== Set problem ==
Copy the full set of lines exactly as given.

-- Start Dataset --

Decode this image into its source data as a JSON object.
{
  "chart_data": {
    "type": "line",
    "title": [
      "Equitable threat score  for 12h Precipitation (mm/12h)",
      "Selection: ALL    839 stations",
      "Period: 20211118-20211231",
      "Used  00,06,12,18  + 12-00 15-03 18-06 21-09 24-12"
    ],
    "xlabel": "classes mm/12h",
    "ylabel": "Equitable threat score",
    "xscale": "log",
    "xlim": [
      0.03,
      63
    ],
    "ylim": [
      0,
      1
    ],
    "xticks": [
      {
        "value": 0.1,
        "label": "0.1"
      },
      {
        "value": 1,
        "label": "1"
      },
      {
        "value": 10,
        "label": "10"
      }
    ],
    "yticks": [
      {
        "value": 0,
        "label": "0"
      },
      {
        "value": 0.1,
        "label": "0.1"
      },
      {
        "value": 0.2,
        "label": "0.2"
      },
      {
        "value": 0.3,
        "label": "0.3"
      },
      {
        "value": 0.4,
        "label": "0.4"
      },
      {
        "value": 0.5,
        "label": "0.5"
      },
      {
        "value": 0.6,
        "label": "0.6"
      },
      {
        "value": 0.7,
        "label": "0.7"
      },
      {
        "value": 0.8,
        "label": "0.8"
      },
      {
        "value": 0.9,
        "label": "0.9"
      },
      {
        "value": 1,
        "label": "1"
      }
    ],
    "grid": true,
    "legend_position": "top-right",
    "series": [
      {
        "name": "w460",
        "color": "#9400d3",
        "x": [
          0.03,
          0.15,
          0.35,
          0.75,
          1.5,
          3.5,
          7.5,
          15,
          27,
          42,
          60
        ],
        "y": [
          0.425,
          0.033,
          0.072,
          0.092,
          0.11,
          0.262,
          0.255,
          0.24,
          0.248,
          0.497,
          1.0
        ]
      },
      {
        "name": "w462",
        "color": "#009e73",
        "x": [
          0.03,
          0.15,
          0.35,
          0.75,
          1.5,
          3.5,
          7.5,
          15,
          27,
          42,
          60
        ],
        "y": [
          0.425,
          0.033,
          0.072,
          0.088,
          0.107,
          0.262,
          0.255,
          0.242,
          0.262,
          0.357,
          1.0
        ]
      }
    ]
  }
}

-- End Dataset --

== Reply to the exercise ==
Decode this image into its source data as a JSON object.
{
  "chart_data": {
    "type": "line",
    "title": [
      "Equitable threat score  for 12h Precipitation (mm/12h)",
      "Selection: ALL    839 stations",
      "Period: 20211118-20211231",
      "Used  00,06,12,18  + 12-00 15-03 18-06 21-09 24-12"
    ],
    "xlabel": "classes mm/12h",
    "ylabel": "Equitable threat score",
    "xscale": "log",
    "xlim": [
      0.03,
      63
    ],
    "ylim": [
      0,
      1
    ],
    "xticks": [
      {
        "value": 0.1,
        "label": "0.1"
      },
      {
        "value": 1,
        "label": "1"
      },
      {
        "value": 10,
        "label": "10"
      }
    ],
    "yticks": [
      {
        "value": 0,
        "label": "0"
      },
      {
        "value": 0.1,
        "label": "0.1"
      },
      {
        "value": 0.2,
        "label": "0.2"
      },
      {
        "value": 0.3,
        "label": "0.3"
      },
      {
        "value": 0.4,
        "label": "0.4"
      },
      {
        "value": 0.5,
        "label": "0.5"
      },
      {
        "value": 0.6,
        "label": "0.6"
      },
      {
        "value": 0.7,
        "label": "0.7"
      },
      {
        "value": 0.8,
        "label": "0.8"
      },
      {
        "value": 0.9,
        "label": "0.9"
      },
      {
        "value": 1,
        "label": "1"
      }
    ],
    "grid": true,
    "legend_position": "top-right",
    "series": [
      {
        "name": "w460",
        "color": "#9400d3",
        "x": [
          0.03,
          0.15,
          0.35,
          0.75,
          1.5,
          3.5,
          7.5,
          15,
          27,
          42,
          60
        ],
        "y": [
          0.425,
          0.033,
          0.072,
          0.092,
          0.11,
          0.262,
          0.255,
          0.24,
          0.248,
          0.497,
          1.0
        ]
      },
      {
        "name": "w462",
        "color": "#009e73",
        "x": [
          0.03,
          0.15,
          0.35,
          0.75,
          1.5,
          3.5,
          7.5,
          15,
          27,
          42,
          60
        ],
        "y": [
          0.425,
          0.033,
          0.072,
          0.088,
          0.107,
          0.262,
          0.255,
          0.242,
          0.262,
          0.357,
          1.0
        ]
      }
    ]
  }
}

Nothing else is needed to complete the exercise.